# [STATED TASK]
Leave out the pictures and repeat every record exactly.
----
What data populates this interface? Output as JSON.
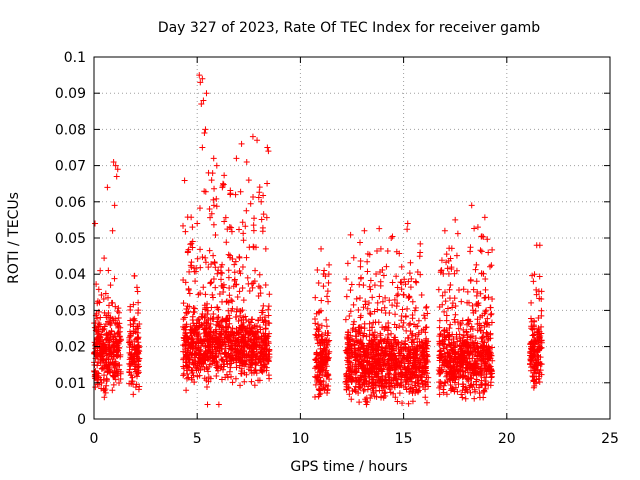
{
  "chart_data": {
    "type": "scatter",
    "title": "Day 327 of 2023, Rate Of TEC Index for receiver gamb",
    "xlabel": "GPS time / hours",
    "ylabel": "ROTI / TECUs",
    "xlim": [
      0,
      25
    ],
    "ylim": [
      0,
      0.1
    ],
    "x_ticks": [
      "0",
      "5",
      "10",
      "15",
      "20",
      "25"
    ],
    "y_ticks": [
      "0",
      "0.01",
      "0.02",
      "0.03",
      "0.04",
      "0.05",
      "0.06",
      "0.07",
      "0.08",
      "0.09",
      "0.1"
    ],
    "grid": true,
    "marker": "+",
    "color": "#ff0000",
    "clusters": [
      {
        "x_range": [
          0.0,
          1.3
        ],
        "y_range": [
          0.005,
          0.045
        ],
        "y_center": 0.018
      },
      {
        "x_range": [
          1.7,
          2.2
        ],
        "y_range": [
          0.006,
          0.042
        ],
        "y_center": 0.017
      },
      {
        "x_range": [
          4.3,
          8.5
        ],
        "y_range": [
          0.004,
          0.075
        ],
        "y_center": 0.02
      },
      {
        "x_range": [
          10.7,
          11.4
        ],
        "y_range": [
          0.006,
          0.047
        ],
        "y_center": 0.016
      },
      {
        "x_range": [
          12.2,
          16.2
        ],
        "y_range": [
          0.004,
          0.053
        ],
        "y_center": 0.015
      },
      {
        "x_range": [
          16.7,
          19.3
        ],
        "y_range": [
          0.005,
          0.058
        ],
        "y_center": 0.016
      },
      {
        "x_range": [
          21.1,
          21.7
        ],
        "y_range": [
          0.007,
          0.048
        ],
        "y_center": 0.018
      }
    ],
    "points": [
      [
        0.05,
        0.054
      ],
      [
        0.3,
        0.041
      ],
      [
        0.65,
        0.064
      ],
      [
        0.9,
        0.052
      ],
      [
        1.0,
        0.059
      ],
      [
        1.05,
        0.07
      ],
      [
        1.15,
        0.069
      ],
      [
        1.1,
        0.067
      ],
      [
        0.95,
        0.071
      ],
      [
        5.1,
        0.095
      ],
      [
        5.15,
        0.093
      ],
      [
        5.25,
        0.094
      ],
      [
        5.45,
        0.09
      ],
      [
        5.2,
        0.087
      ],
      [
        5.3,
        0.088
      ],
      [
        5.35,
        0.079
      ],
      [
        5.4,
        0.08
      ],
      [
        5.25,
        0.075
      ],
      [
        5.55,
        0.068
      ],
      [
        5.7,
        0.066
      ],
      [
        5.8,
        0.072
      ],
      [
        5.95,
        0.07
      ],
      [
        6.25,
        0.065
      ],
      [
        6.9,
        0.072
      ],
      [
        7.15,
        0.076
      ],
      [
        7.4,
        0.071
      ],
      [
        7.7,
        0.078
      ],
      [
        7.9,
        0.077
      ],
      [
        8.4,
        0.075
      ],
      [
        8.45,
        0.074
      ],
      [
        8.1,
        0.06
      ],
      [
        7.5,
        0.066
      ],
      [
        5.0,
        0.054
      ],
      [
        5.6,
        0.058
      ],
      [
        6.6,
        0.062
      ],
      [
        11.0,
        0.047
      ],
      [
        12.3,
        0.043
      ],
      [
        13.1,
        0.052
      ],
      [
        13.9,
        0.047
      ],
      [
        14.4,
        0.05
      ],
      [
        15.2,
        0.054
      ],
      [
        15.8,
        0.046
      ],
      [
        17.0,
        0.052
      ],
      [
        17.5,
        0.055
      ],
      [
        18.3,
        0.059
      ],
      [
        18.6,
        0.053
      ],
      [
        19.1,
        0.046
      ],
      [
        21.45,
        0.048
      ],
      [
        21.6,
        0.048
      ],
      [
        0.5,
        0.006
      ],
      [
        5.5,
        0.004
      ],
      [
        6.05,
        0.004
      ],
      [
        14.6,
        0.006
      ],
      [
        13.2,
        0.004
      ]
    ]
  }
}
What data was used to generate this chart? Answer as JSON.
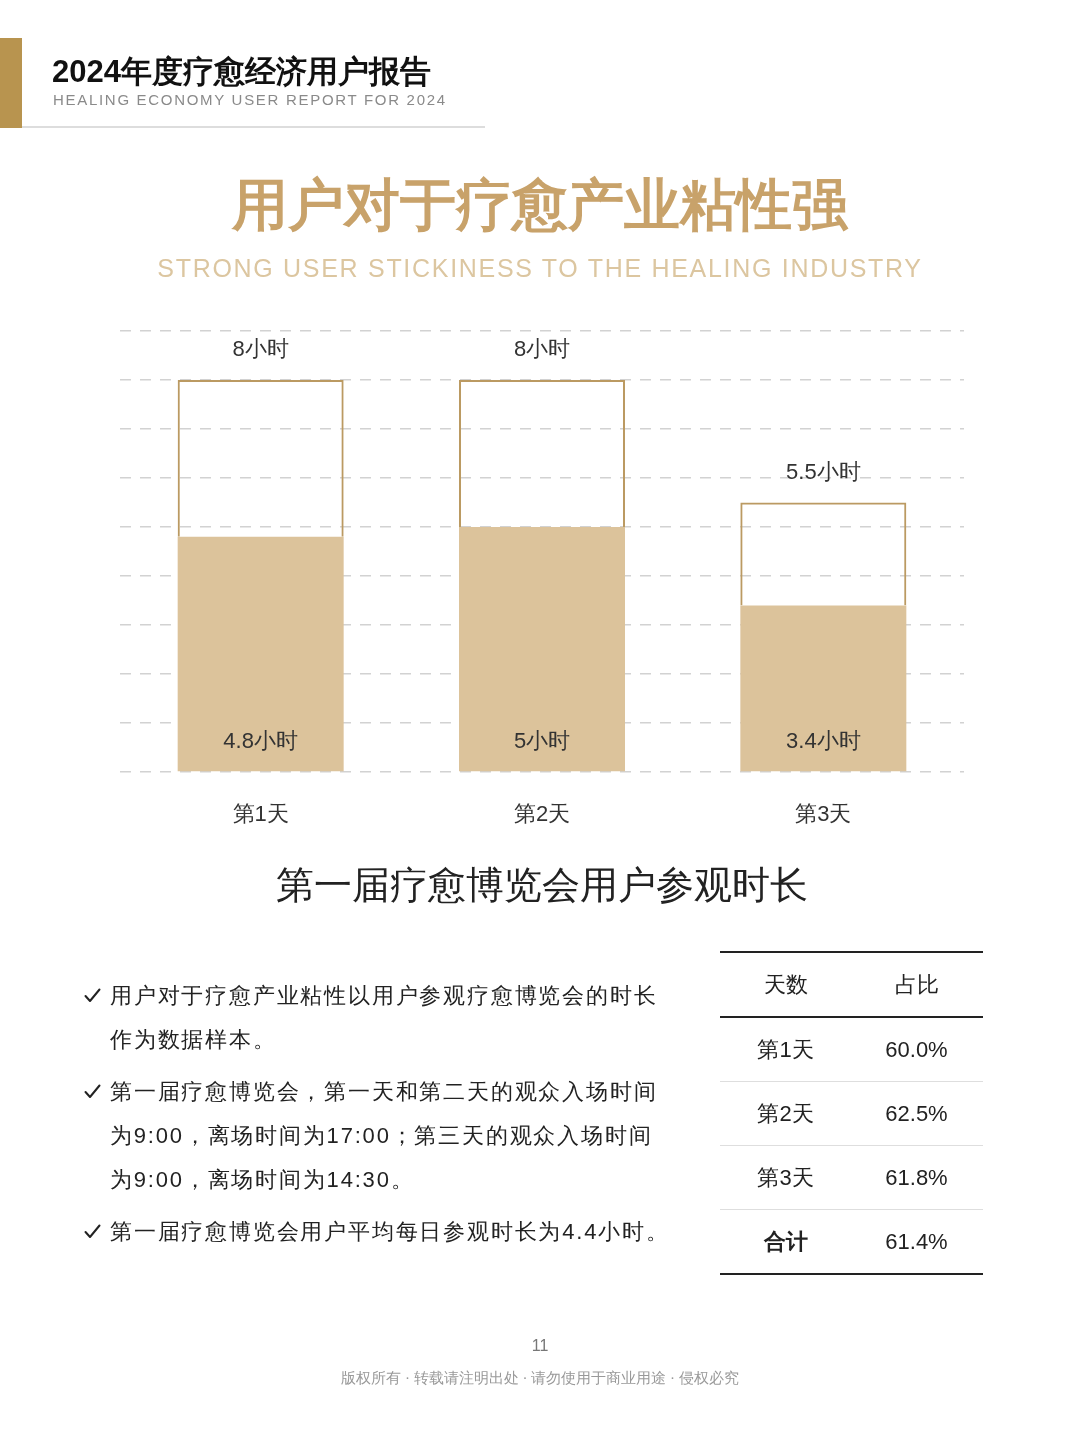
{
  "chart_data": {
    "type": "bar",
    "title": "用户对于疗愈产业粘性强",
    "subtitle": "STRONG USER STICKINESS TO THE HEALING INDUSTRY",
    "xlabel": "第一届疗愈博览会用户参观时长",
    "categories": [
      "第1天",
      "第2天",
      "第3天"
    ],
    "stacked": true,
    "series": [
      {
        "color": "#dcc39b",
        "values": [
          4.8,
          5,
          3.4
        ],
        "value_labels": [
          "4.8小时",
          "5小时",
          "3.4小时"
        ]
      },
      {
        "color": "#bb9a62",
        "values": [
          3.2,
          3,
          2.1
        ]
      }
    ],
    "totals": [
      "8小时",
      "8小时",
      "5.5小时"
    ],
    "ylim": [
      0,
      9
    ],
    "yticks": [
      {
        "value": 0,
        "label": null
      },
      {
        "value": 1,
        "label": null
      },
      {
        "value": 2,
        "label": null
      },
      {
        "value": 3,
        "label": null
      },
      {
        "value": 4,
        "label": null
      },
      {
        "value": 5,
        "label": null
      },
      {
        "value": 6,
        "label": null
      },
      {
        "value": 7,
        "label": null
      },
      {
        "value": 8,
        "label": null
      },
      {
        "value": 9,
        "label": null
      }
    ],
    "grid": "y",
    "legend": false,
    "tick_labels": "x",
    "annotations": [
      "2024年度疗愈经济用户报告",
      "HEALING ECONOMY USER REPORT FOR 2024",
      "用户对于疗愈产业粘性以用户参观疗愈博览会的时长作为数据样本。",
      "第一届疗愈博览会，第一天和第二天的观众入场时间为9:00，离场时间为17:00；第三天的观众入场时间为9:00，离场时间为14:30。",
      "第一届疗愈博览会用户平均每日参观时长为4.4小时。",
      "天数",
      "占比",
      "第1天",
      "60.0%",
      "第2天",
      "62.5%",
      "第3天",
      "61.8%",
      "合计",
      "61.4%",
      "11",
      "版权所有 · 转载请注明出处 · 请勿使用于商业用途 · 侵权必究"
    ]
  }
}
----
# [ANSWER TO THE EXERCISE]
What data populates this interface? Output as JSON.
{
  "chart_data": {
    "type": "scatter",
    "title": "Day 327 of 2023, Rate Of TEC Index for receiver gamb",
    "xlabel": "GPS time / hours",
    "ylabel": "ROTI / TECUs",
    "xlim": [
      0,
      25
    ],
    "ylim": [
      0,
      0.1
    ],
    "x_ticks": [
      "0",
      "5",
      "10",
      "15",
      "20",
      "25"
    ],
    "y_ticks": [
      "0",
      "0.01",
      "0.02",
      "0.03",
      "0.04",
      "0.05",
      "0.06",
      "0.07",
      "0.08",
      "0.09",
      "0.1"
    ],
    "grid": true,
    "marker": "+",
    "color": "#ff0000",
    "clusters": [
      {
        "x_range": [
          0.0,
          1.3
        ],
        "y_range": [
          0.005,
          0.045
        ],
        "y_center": 0.018
      },
      {
        "x_range": [
          1.7,
          2.2
        ],
        "y_range": [
          0.006,
          0.042
        ],
        "y_center": 0.017
      },
      {
        "x_range": [
          4.3,
          8.5
        ],
        "y_range": [
          0.004,
          0.075
        ],
        "y_center": 0.02
      },
      {
        "x_range": [
          10.7,
          11.4
        ],
        "y_range": [
          0.006,
          0.047
        ],
        "y_center": 0.016
      },
      {
        "x_range": [
          12.2,
          16.2
        ],
        "y_range": [
          0.004,
          0.053
        ],
        "y_center": 0.015
      },
      {
        "x_range": [
          16.7,
          19.3
        ],
        "y_range": [
          0.005,
          0.058
        ],
        "y_center": 0.016
      },
      {
        "x_range": [
          21.1,
          21.7
        ],
        "y_range": [
          0.007,
          0.048
        ],
        "y_center": 0.018
      }
    ],
    "points": [
      [
        0.05,
        0.054
      ],
      [
        0.3,
        0.041
      ],
      [
        0.65,
        0.064
      ],
      [
        0.9,
        0.052
      ],
      [
        1.0,
        0.059
      ],
      [
        1.05,
        0.07
      ],
      [
        1.15,
        0.069
      ],
      [
        1.1,
        0.067
      ],
      [
        0.95,
        0.071
      ],
      [
        5.1,
        0.095
      ],
      [
        5.15,
        0.093
      ],
      [
        5.25,
        0.094
      ],
      [
        5.45,
        0.09
      ],
      [
        5.2,
        0.087
      ],
      [
        5.3,
        0.088
      ],
      [
        5.35,
        0.079
      ],
      [
        5.4,
        0.08
      ],
      [
        5.25,
        0.075
      ],
      [
        5.55,
        0.068
      ],
      [
        5.7,
        0.066
      ],
      [
        5.8,
        0.072
      ],
      [
        5.95,
        0.07
      ],
      [
        6.25,
        0.065
      ],
      [
        6.9,
        0.072
      ],
      [
        7.15,
        0.076
      ],
      [
        7.4,
        0.071
      ],
      [
        7.7,
        0.078
      ],
      [
        7.9,
        0.077
      ],
      [
        8.4,
        0.075
      ],
      [
        8.45,
        0.074
      ],
      [
        8.1,
        0.06
      ],
      [
        7.5,
        0.066
      ],
      [
        5.0,
        0.054
      ],
      [
        5.6,
        0.058
      ],
      [
        6.6,
        0.062
      ],
      [
        11.0,
        0.047
      ],
      [
        12.3,
        0.043
      ],
      [
        13.1,
        0.052
      ],
      [
        13.9,
        0.047
      ],
      [
        14.4,
        0.05
      ],
      [
        15.2,
        0.054
      ],
      [
        15.8,
        0.046
      ],
      [
        17.0,
        0.052
      ],
      [
        17.5,
        0.055
      ],
      [
        18.3,
        0.059
      ],
      [
        18.6,
        0.053
      ],
      [
        19.1,
        0.046
      ],
      [
        21.45,
        0.048
      ],
      [
        21.6,
        0.048
      ],
      [
        0.5,
        0.006
      ],
      [
        5.5,
        0.004
      ],
      [
        6.05,
        0.004
      ],
      [
        14.6,
        0.006
      ],
      [
        13.2,
        0.004
      ]
    ]
  }
}
What data was used to generate this chart? Answer as JSON.
{
  "chart_data": {
    "type": "bar",
    "title": "用户对于疗愈产业粘性强",
    "subtitle": "STRONG USER STICKINESS TO THE HEALING INDUSTRY",
    "xlabel": "第一届疗愈博览会用户参观时长",
    "categories": [
      "第1天",
      "第2天",
      "第3天"
    ],
    "stacked": true,
    "series": [
      {
        "color": "#dcc39b",
        "values": [
          4.8,
          5,
          3.4
        ],
        "value_labels": [
          "4.8小时",
          "5小时",
          "3.4小时"
        ]
      },
      {
        "color": "#bb9a62",
        "values": [
          3.2,
          3,
          2.1
        ]
      }
    ],
    "totals": [
      "8小时",
      "8小时",
      "5.5小时"
    ],
    "ylim": [
      0,
      9
    ],
    "yticks": [
      {
        "value": 0,
        "label": null
      },
      {
        "value": 1,
        "label": null
      },
      {
        "value": 2,
        "label": null
      },
      {
        "value": 3,
        "label": null
      },
      {
        "value": 4,
        "label": null
      },
      {
        "value": 5,
        "label": null
      },
      {
        "value": 6,
        "label": null
      },
      {
        "value": 7,
        "label": null
      },
      {
        "value": 8,
        "label": null
      },
      {
        "value": 9,
        "label": null
      }
    ],
    "grid": "y",
    "legend": false,
    "tick_labels": "x",
    "annotations": [
      "2024年度疗愈经济用户报告",
      "HEALING ECONOMY USER REPORT FOR 2024",
      "用户对于疗愈产业粘性以用户参观疗愈博览会的时长作为数据样本。",
      "第一届疗愈博览会，第一天和第二天的观众入场时间为9:00，离场时间为17:00；第三天的观众入场时间为9:00，离场时间为14:30。",
      "第一届疗愈博览会用户平均每日参观时长为4.4小时。",
      "天数",
      "占比",
      "第1天",
      "60.0%",
      "第2天",
      "62.5%",
      "第3天",
      "61.8%",
      "合计",
      "61.4%",
      "11",
      "版权所有 · 转载请注明出处 · 请勿使用于商业用途 · 侵权必究"
    ]
  }
}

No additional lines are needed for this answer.